Data entries:
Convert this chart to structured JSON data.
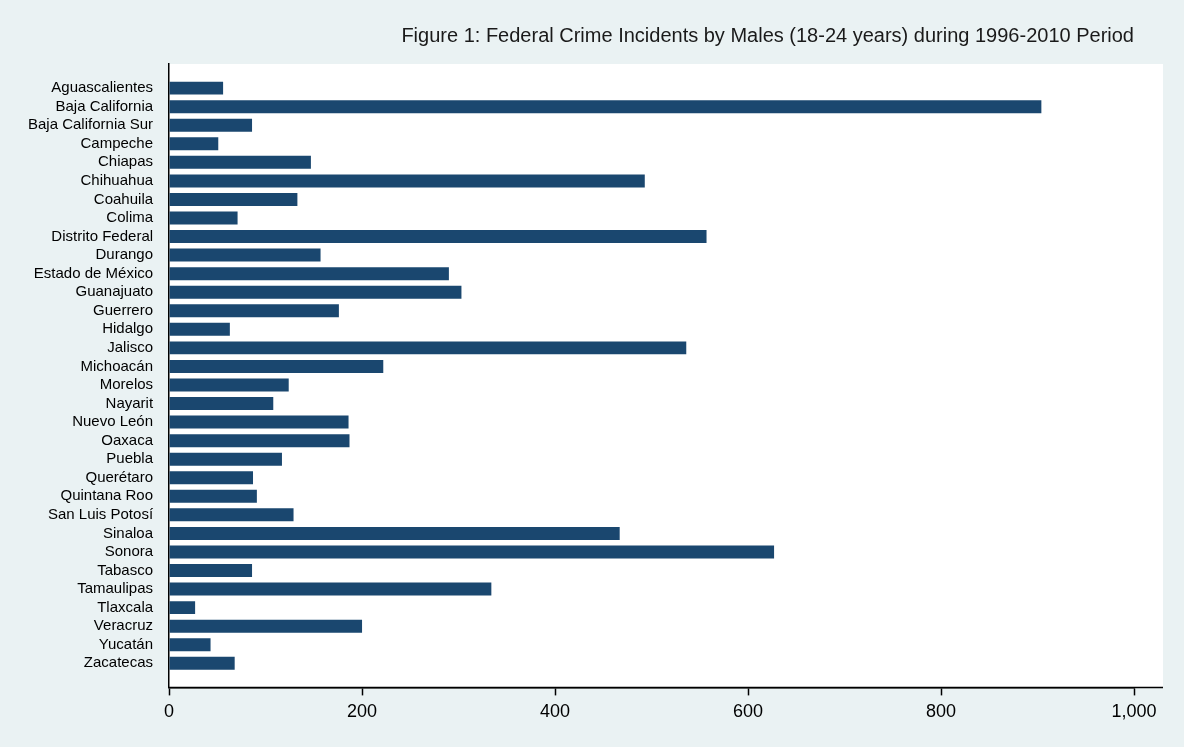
{
  "chart_data": {
    "type": "bar",
    "orientation": "horizontal",
    "title": "Figure 1: Federal Crime Incidents by Males (18-24 years) during 1996-2010 Period",
    "categories": [
      "Aguascalientes",
      "Baja California",
      "Baja California Sur",
      "Campeche",
      "Chiapas",
      "Chihuahua",
      "Coahuila",
      "Colima",
      "Distrito Federal",
      "Durango",
      "Estado de México",
      "Guanajuato",
      "Guerrero",
      "Hidalgo",
      "Jalisco",
      "Michoacán",
      "Morelos",
      "Nayarit",
      "Nuevo León",
      "Oaxaca",
      "Puebla",
      "Querétaro",
      "Quintana Roo",
      "San Luis Potosí",
      "Sinaloa",
      "Sonora",
      "Tabasco",
      "Tamaulipas",
      "Tlaxcala",
      "Veracruz",
      "Yucatán",
      "Zacatecas"
    ],
    "values": [
      56,
      904,
      86,
      51,
      147,
      493,
      133,
      71,
      557,
      157,
      290,
      303,
      176,
      63,
      536,
      222,
      124,
      108,
      186,
      187,
      117,
      87,
      91,
      129,
      467,
      627,
      86,
      334,
      27,
      200,
      43,
      68
    ],
    "color": "#1a476f",
    "xlim": [
      0,
      1000
    ],
    "xticks": [
      0,
      200,
      400,
      600,
      800,
      {
        "value": 1000,
        "label": "1,000"
      }
    ],
    "grid": false,
    "legend": false
  }
}
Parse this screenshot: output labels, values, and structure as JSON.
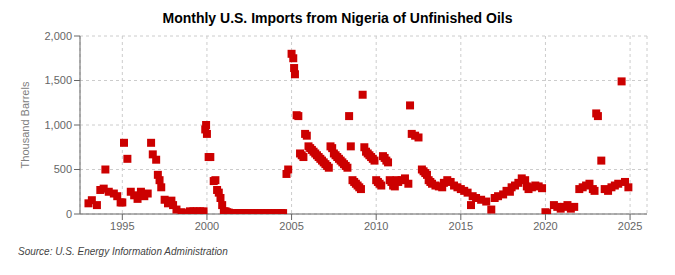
{
  "chart_data": {
    "type": "scatter",
    "title": "Monthly U.S. Imports from Nigeria of Unfinished Oils",
    "ylabel": "Thousand Barrels",
    "annotations": [
      "Source: U.S. Energy Information Administration"
    ],
    "color": "#cc0000",
    "marker": "square",
    "grid": true,
    "xlim": [
      1992.5,
      2026.0
    ],
    "ylim": [
      0,
      2000
    ],
    "xticks": [
      1995,
      2000,
      2005,
      2010,
      2015,
      2020,
      2025
    ],
    "yticks": [
      0,
      500,
      {
        "value": 1000,
        "label": "1,000"
      },
      {
        "value": 1500,
        "label": "1,500"
      },
      {
        "value": 2000,
        "label": "2,000"
      }
    ],
    "x": [
      1993.0,
      1993.2,
      1993.5,
      1993.7,
      1993.9,
      1994.0,
      1994.2,
      1994.5,
      1994.7,
      1994.9,
      1995.0,
      1995.1,
      1995.3,
      1995.5,
      1995.7,
      1995.9,
      1996.1,
      1996.3,
      1996.5,
      1996.7,
      1996.8,
      1997.0,
      1997.1,
      1997.2,
      1997.3,
      1997.5,
      1997.7,
      1997.9,
      1998.0,
      1998.2,
      1998.5,
      1998.8,
      1999.0,
      1999.2,
      1999.4,
      1999.6,
      1999.8,
      1999.9,
      1999.95,
      2000.0,
      2000.1,
      2000.2,
      2000.4,
      2000.5,
      2000.6,
      2000.7,
      2000.8,
      2000.9,
      2001.0,
      2001.1,
      2001.2,
      2001.3,
      2001.5,
      2001.7,
      2001.9,
      2002.0,
      2002.1,
      2002.2,
      2002.4,
      2002.6,
      2002.8,
      2003.0,
      2003.2,
      2003.4,
      2003.6,
      2003.8,
      2004.0,
      2004.2,
      2004.4,
      2004.5,
      2004.7,
      2004.8,
      2005.0,
      2005.1,
      2005.15,
      2005.2,
      2005.3,
      2005.4,
      2005.5,
      2005.6,
      2005.7,
      2005.8,
      2005.9,
      2006.0,
      2006.1,
      2006.2,
      2006.3,
      2006.4,
      2006.5,
      2006.6,
      2006.7,
      2006.8,
      2006.9,
      2007.0,
      2007.1,
      2007.2,
      2007.3,
      2007.4,
      2007.5,
      2007.6,
      2007.7,
      2007.8,
      2007.9,
      2008.0,
      2008.1,
      2008.2,
      2008.3,
      2008.4,
      2008.5,
      2008.6,
      2008.7,
      2008.8,
      2008.9,
      2009.0,
      2009.1,
      2009.2,
      2009.3,
      2009.4,
      2009.5,
      2009.6,
      2009.7,
      2009.8,
      2009.9,
      2010.0,
      2010.1,
      2010.2,
      2010.3,
      2010.4,
      2010.5,
      2010.6,
      2010.7,
      2010.8,
      2010.9,
      2011.0,
      2011.1,
      2011.2,
      2011.3,
      2011.5,
      2011.7,
      2011.9,
      2012.0,
      2012.1,
      2012.3,
      2012.5,
      2012.7,
      2012.8,
      2012.9,
      2013.0,
      2013.1,
      2013.2,
      2013.3,
      2013.5,
      2013.7,
      2013.9,
      2014.0,
      2014.2,
      2014.4,
      2014.6,
      2014.8,
      2015.0,
      2015.2,
      2015.4,
      2015.6,
      2015.7,
      2015.9,
      2016.2,
      2016.5,
      2016.8,
      2017.0,
      2017.2,
      2017.5,
      2017.7,
      2017.9,
      2018.0,
      2018.2,
      2018.4,
      2018.6,
      2018.8,
      2018.9,
      2019.0,
      2019.2,
      2019.4,
      2019.6,
      2019.8,
      2020.0,
      2020.1,
      2020.5,
      2020.7,
      2020.9,
      2021.1,
      2021.3,
      2021.5,
      2021.7,
      2022.0,
      2022.2,
      2022.4,
      2022.6,
      2022.8,
      2022.9,
      2023.0,
      2023.1,
      2023.3,
      2023.5,
      2023.7,
      2023.9,
      2024.1,
      2024.3,
      2024.5,
      2024.7,
      2024.9
    ],
    "values": [
      120,
      155,
      100,
      270,
      285,
      500,
      250,
      230,
      200,
      130,
      130,
      800,
      620,
      250,
      210,
      170,
      250,
      200,
      230,
      800,
      670,
      610,
      440,
      380,
      300,
      160,
      120,
      150,
      100,
      50,
      20,
      10,
      30,
      30,
      30,
      30,
      30,
      950,
      1000,
      900,
      640,
      640,
      370,
      380,
      270,
      240,
      180,
      100,
      30,
      30,
      20,
      15,
      10,
      10,
      10,
      10,
      10,
      10,
      10,
      10,
      10,
      10,
      10,
      10,
      10,
      10,
      10,
      10,
      10,
      10,
      450,
      500,
      1800,
      1750,
      1640,
      1570,
      1110,
      1100,
      680,
      660,
      640,
      900,
      880,
      760,
      740,
      720,
      700,
      680,
      660,
      640,
      620,
      600,
      580,
      560,
      540,
      520,
      760,
      740,
      680,
      660,
      640,
      620,
      600,
      580,
      560,
      540,
      520,
      1100,
      760,
      380,
      360,
      340,
      320,
      300,
      280,
      1340,
      750,
      700,
      680,
      660,
      640,
      620,
      600,
      380,
      360,
      340,
      320,
      650,
      630,
      600,
      580,
      380,
      360,
      320,
      310,
      380,
      360,
      380,
      400,
      340,
      1220,
      900,
      880,
      860,
      500,
      480,
      460,
      440,
      380,
      360,
      340,
      320,
      310,
      300,
      350,
      380,
      360,
      320,
      300,
      280,
      260,
      240,
      100,
      200,
      180,
      160,
      140,
      50,
      180,
      200,
      220,
      260,
      250,
      300,
      320,
      350,
      400,
      380,
      310,
      280,
      300,
      320,
      310,
      290,
      20,
      10,
      100,
      80,
      60,
      80,
      100,
      60,
      80,
      280,
      300,
      320,
      340,
      280,
      260,
      1130,
      1100,
      600,
      280,
      260,
      300,
      320,
      340,
      1490,
      360,
      300
    ]
  }
}
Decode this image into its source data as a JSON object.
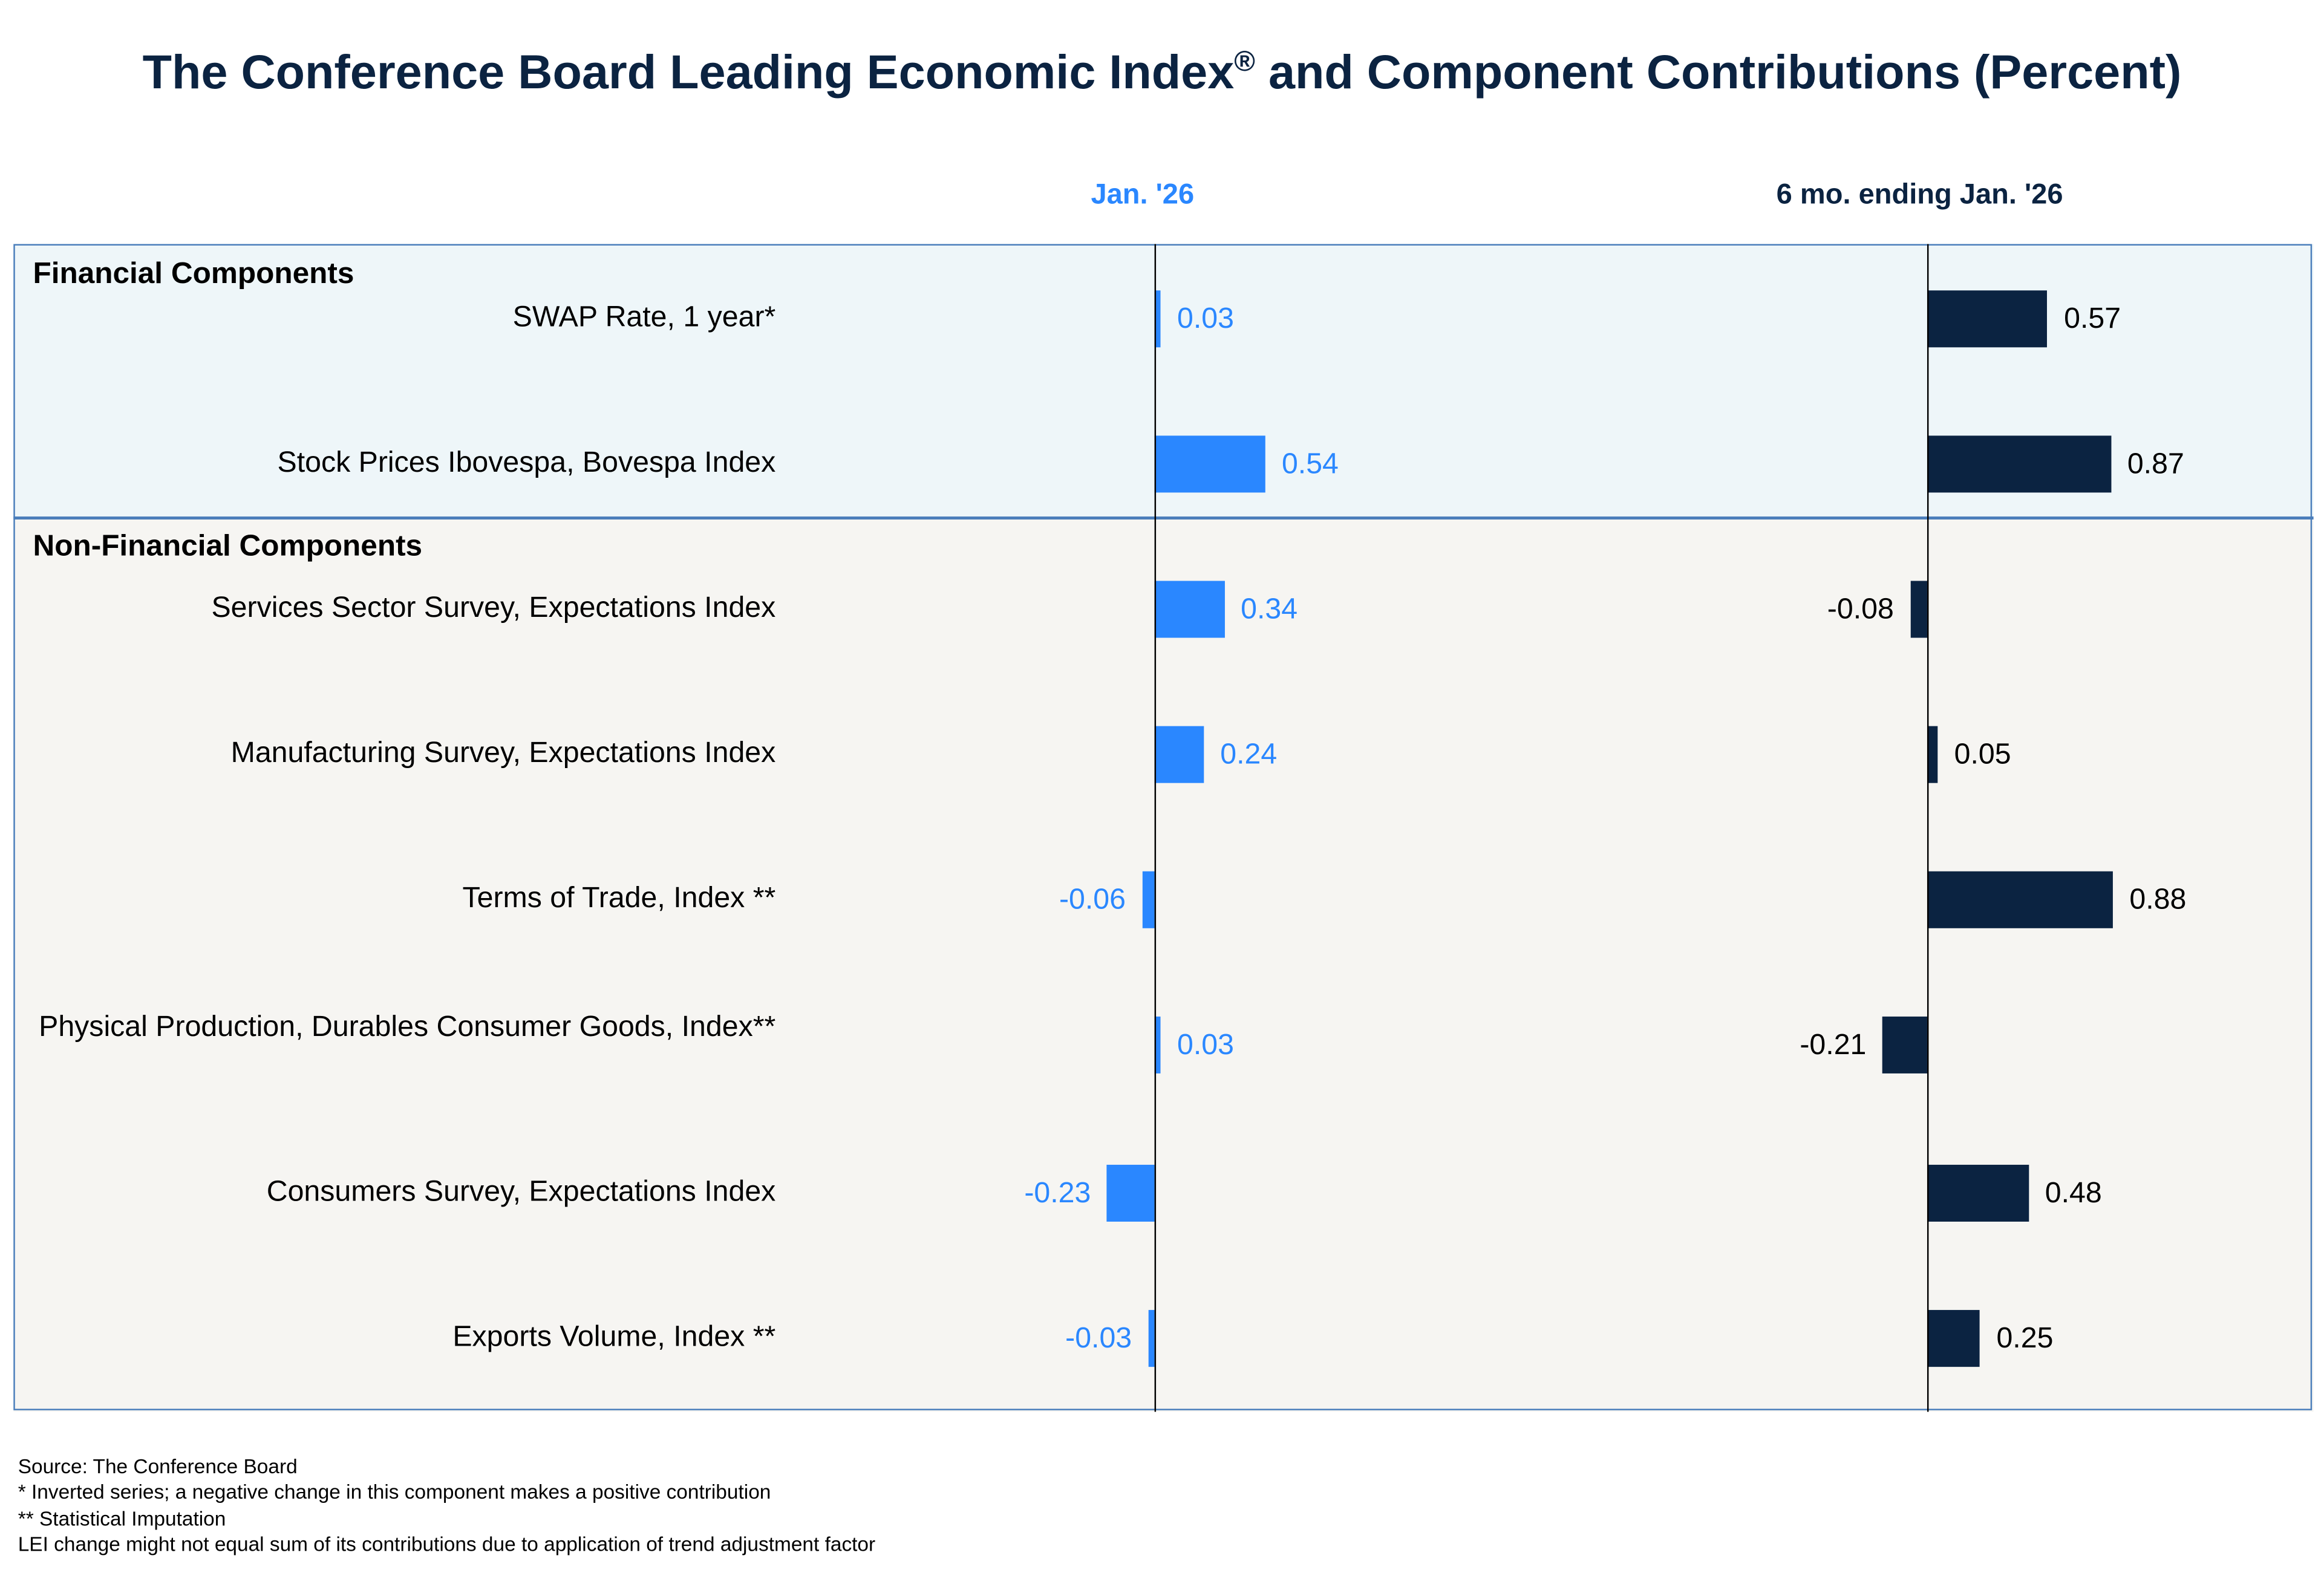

Work to do:
Make an exact copy of all the material, but keep the pictures out of it.

Complete output:
Convert this chart to structured JSON data.
{
  "chart_data": {
    "type": "bar",
    "orientation": "horizontal",
    "title": "Figure 1: Federal Crime Incidents by Males (18-24 years) during 1996-2010 Period",
    "categories": [
      "Aguascalientes",
      "Baja California",
      "Baja California Sur",
      "Campeche",
      "Chiapas",
      "Chihuahua",
      "Coahuila",
      "Colima",
      "Distrito Federal",
      "Durango",
      "Estado de México",
      "Guanajuato",
      "Guerrero",
      "Hidalgo",
      "Jalisco",
      "Michoacán",
      "Morelos",
      "Nayarit",
      "Nuevo León",
      "Oaxaca",
      "Puebla",
      "Querétaro",
      "Quintana Roo",
      "San Luis Potosí",
      "Sinaloa",
      "Sonora",
      "Tabasco",
      "Tamaulipas",
      "Tlaxcala",
      "Veracruz",
      "Yucatán",
      "Zacatecas"
    ],
    "values": [
      56,
      904,
      86,
      51,
      147,
      493,
      133,
      71,
      557,
      157,
      290,
      303,
      176,
      63,
      536,
      222,
      124,
      108,
      186,
      187,
      117,
      87,
      91,
      129,
      467,
      627,
      86,
      334,
      27,
      200,
      43,
      68
    ],
    "color": "#1a476f",
    "xlim": [
      0,
      1000
    ],
    "xticks": [
      0,
      200,
      400,
      600,
      800,
      {
        "value": 1000,
        "label": "1,000"
      }
    ],
    "grid": false,
    "legend": false
  }
}
Parse this screenshot: output labels, values, and structure as JSON.
{
  "chart_data": {
    "type": "scatter",
    "title": "Monthly U.S. Imports from Nigeria of Unfinished Oils",
    "ylabel": "Thousand Barrels",
    "annotations": [
      "Source: U.S. Energy Information Administration"
    ],
    "color": "#cc0000",
    "marker": "square",
    "grid": true,
    "xlim": [
      1992.5,
      2026.0
    ],
    "ylim": [
      0,
      2000
    ],
    "xticks": [
      1995,
      2000,
      2005,
      2010,
      2015,
      2020,
      2025
    ],
    "yticks": [
      0,
      500,
      {
        "value": 1000,
        "label": "1,000"
      },
      {
        "value": 1500,
        "label": "1,500"
      },
      {
        "value": 2000,
        "label": "2,000"
      }
    ],
    "x": [
      1993.0,
      1993.2,
      1993.5,
      1993.7,
      1993.9,
      1994.0,
      1994.2,
      1994.5,
      1994.7,
      1994.9,
      1995.0,
      1995.1,
      1995.3,
      1995.5,
      1995.7,
      1995.9,
      1996.1,
      1996.3,
      1996.5,
      1996.7,
      1996.8,
      1997.0,
      1997.1,
      1997.2,
      1997.3,
      1997.5,
      1997.7,
      1997.9,
      1998.0,
      1998.2,
      1998.5,
      1998.8,
      1999.0,
      1999.2,
      1999.4,
      1999.6,
      1999.8,
      1999.9,
      1999.95,
      2000.0,
      2000.1,
      2000.2,
      2000.4,
      2000.5,
      2000.6,
      2000.7,
      2000.8,
      2000.9,
      2001.0,
      2001.1,
      2001.2,
      2001.3,
      2001.5,
      2001.7,
      2001.9,
      2002.0,
      2002.1,
      2002.2,
      2002.4,
      2002.6,
      2002.8,
      2003.0,
      2003.2,
      2003.4,
      2003.6,
      2003.8,
      2004.0,
      2004.2,
      2004.4,
      2004.5,
      2004.7,
      2004.8,
      2005.0,
      2005.1,
      2005.15,
      2005.2,
      2005.3,
      2005.4,
      2005.5,
      2005.6,
      2005.7,
      2005.8,
      2005.9,
      2006.0,
      2006.1,
      2006.2,
      2006.3,
      2006.4,
      2006.5,
      2006.6,
      2006.7,
      2006.8,
      2006.9,
      2007.0,
      2007.1,
      2007.2,
      2007.3,
      2007.4,
      2007.5,
      2007.6,
      2007.7,
      2007.8,
      2007.9,
      2008.0,
      2008.1,
      2008.2,
      2008.3,
      2008.4,
      2008.5,
      2008.6,
      2008.7,
      2008.8,
      2008.9,
      2009.0,
      2009.1,
      2009.2,
      2009.3,
      2009.4,
      2009.5,
      2009.6,
      2009.7,
      2009.8,
      2009.9,
      2010.0,
      2010.1,
      2010.2,
      2010.3,
      2010.4,
      2010.5,
      2010.6,
      2010.7,
      2010.8,
      2010.9,
      2011.0,
      2011.1,
      2011.2,
      2011.3,
      2011.5,
      2011.7,
      2011.9,
      2012.0,
      2012.1,
      2012.3,
      2012.5,
      2012.7,
      2012.8,
      2012.9,
      2013.0,
      2013.1,
      2013.2,
      2013.3,
      2013.5,
      2013.7,
      2013.9,
      2014.0,
      2014.2,
      2014.4,
      2014.6,
      2014.8,
      2015.0,
      2015.2,
      2015.4,
      2015.6,
      2015.7,
      2015.9,
      2016.2,
      2016.5,
      2016.8,
      2017.0,
      2017.2,
      2017.5,
      2017.7,
      2017.9,
      2018.0,
      2018.2,
      2018.4,
      2018.6,
      2018.8,
      2018.9,
      2019.0,
      2019.2,
      2019.4,
      2019.6,
      2019.8,
      2020.0,
      2020.1,
      2020.5,
      2020.7,
      2020.9,
      2021.1,
      2021.3,
      2021.5,
      2021.7,
      2022.0,
      2022.2,
      2022.4,
      2022.6,
      2022.8,
      2022.9,
      2023.0,
      2023.1,
      2023.3,
      2023.5,
      2023.7,
      2023.9,
      2024.1,
      2024.3,
      2024.5,
      2024.7,
      2024.9
    ],
    "values": [
      120,
      155,
      100,
      270,
      285,
      500,
      250,
      230,
      200,
      130,
      130,
      800,
      620,
      250,
      210,
      170,
      250,
      200,
      230,
      800,
      670,
      610,
      440,
      380,
      300,
      160,
      120,
      150,
      100,
      50,
      20,
      10,
      30,
      30,
      30,
      30,
      30,
      950,
      1000,
      900,
      640,
      640,
      370,
      380,
      270,
      240,
      180,
      100,
      30,
      30,
      20,
      15,
      10,
      10,
      10,
      10,
      10,
      10,
      10,
      10,
      10,
      10,
      10,
      10,
      10,
      10,
      10,
      10,
      10,
      10,
      450,
      500,
      1800,
      1750,
      1640,
      1570,
      1110,
      1100,
      680,
      660,
      640,
      900,
      880,
      760,
      740,
      720,
      700,
      680,
      660,
      640,
      620,
      600,
      580,
      560,
      540,
      520,
      760,
      740,
      680,
      660,
      640,
      620,
      600,
      580,
      560,
      540,
      520,
      1100,
      760,
      380,
      360,
      340,
      320,
      300,
      280,
      1340,
      750,
      700,
      680,
      660,
      640,
      620,
      600,
      380,
      360,
      340,
      320,
      650,
      630,
      600,
      580,
      380,
      360,
      320,
      310,
      380,
      360,
      380,
      400,
      340,
      1220,
      900,
      880,
      860,
      500,
      480,
      460,
      440,
      380,
      360,
      340,
      320,
      310,
      300,
      350,
      380,
      360,
      320,
      300,
      280,
      260,
      240,
      100,
      200,
      180,
      160,
      140,
      50,
      180,
      200,
      220,
      260,
      250,
      300,
      320,
      350,
      400,
      380,
      310,
      280,
      300,
      320,
      310,
      290,
      20,
      10,
      100,
      80,
      60,
      80,
      100,
      60,
      80,
      280,
      300,
      320,
      340,
      280,
      260,
      1130,
      1100,
      600,
      280,
      260,
      300,
      320,
      340,
      1490,
      360,
      300
    ]
  }
}
Decode this image into its source data as a JSON object.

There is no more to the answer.